-- begin Provided records --
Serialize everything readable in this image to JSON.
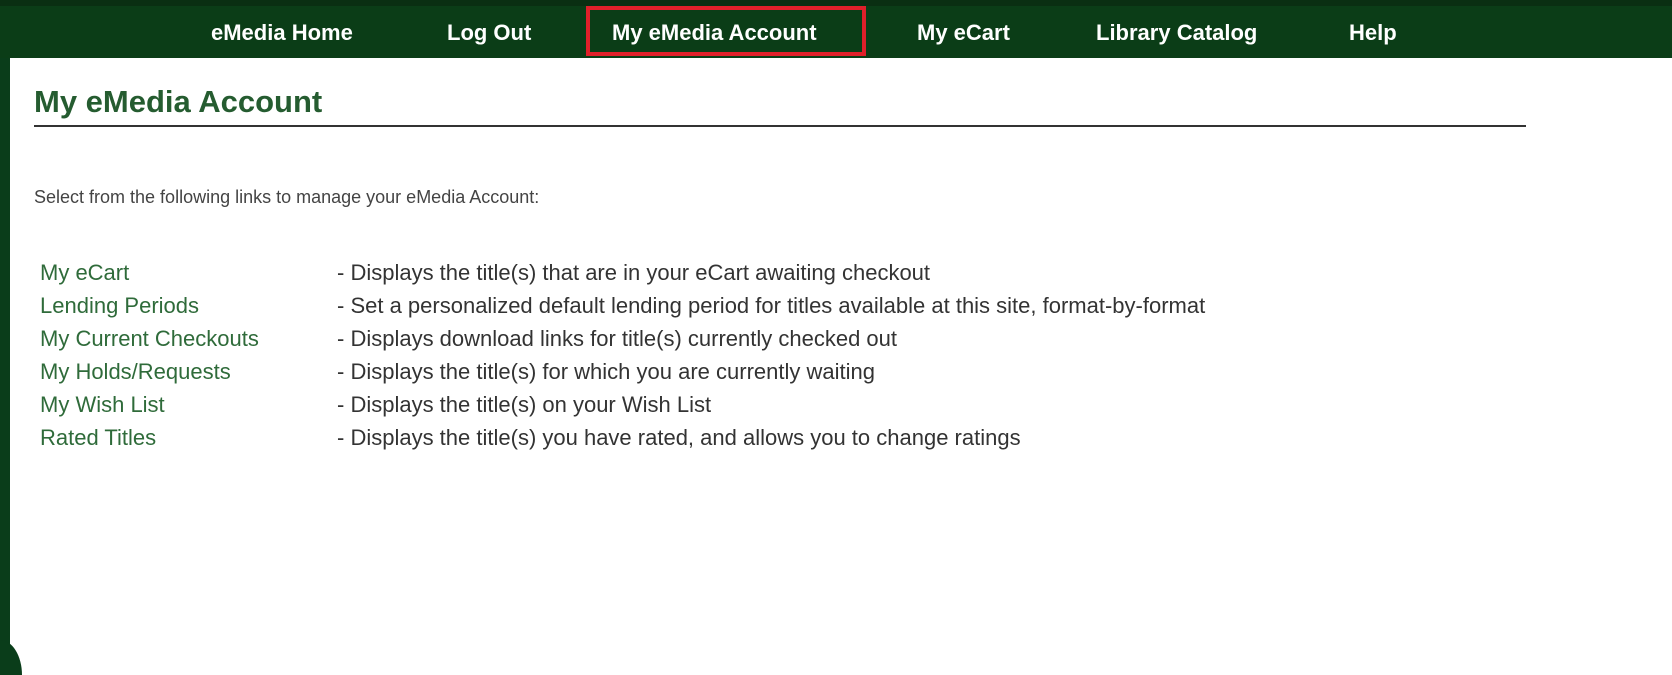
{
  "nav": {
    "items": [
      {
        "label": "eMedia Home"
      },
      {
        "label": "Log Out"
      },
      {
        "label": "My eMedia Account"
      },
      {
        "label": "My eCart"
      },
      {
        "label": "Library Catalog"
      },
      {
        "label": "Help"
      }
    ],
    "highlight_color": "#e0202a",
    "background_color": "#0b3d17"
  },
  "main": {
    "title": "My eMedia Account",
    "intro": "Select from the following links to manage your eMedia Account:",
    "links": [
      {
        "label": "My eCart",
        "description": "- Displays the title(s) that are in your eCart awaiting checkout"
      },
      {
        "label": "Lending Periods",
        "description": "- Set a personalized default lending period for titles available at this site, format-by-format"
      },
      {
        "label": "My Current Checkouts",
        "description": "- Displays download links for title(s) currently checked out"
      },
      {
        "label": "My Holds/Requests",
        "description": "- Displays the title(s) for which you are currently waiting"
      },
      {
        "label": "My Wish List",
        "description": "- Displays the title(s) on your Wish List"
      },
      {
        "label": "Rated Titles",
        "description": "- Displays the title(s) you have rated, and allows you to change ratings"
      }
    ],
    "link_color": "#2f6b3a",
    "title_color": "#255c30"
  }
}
-- end Provided records --
§ Exercise description: Give only the number of lines in the material above that hold the word "currently".

§ Result: 2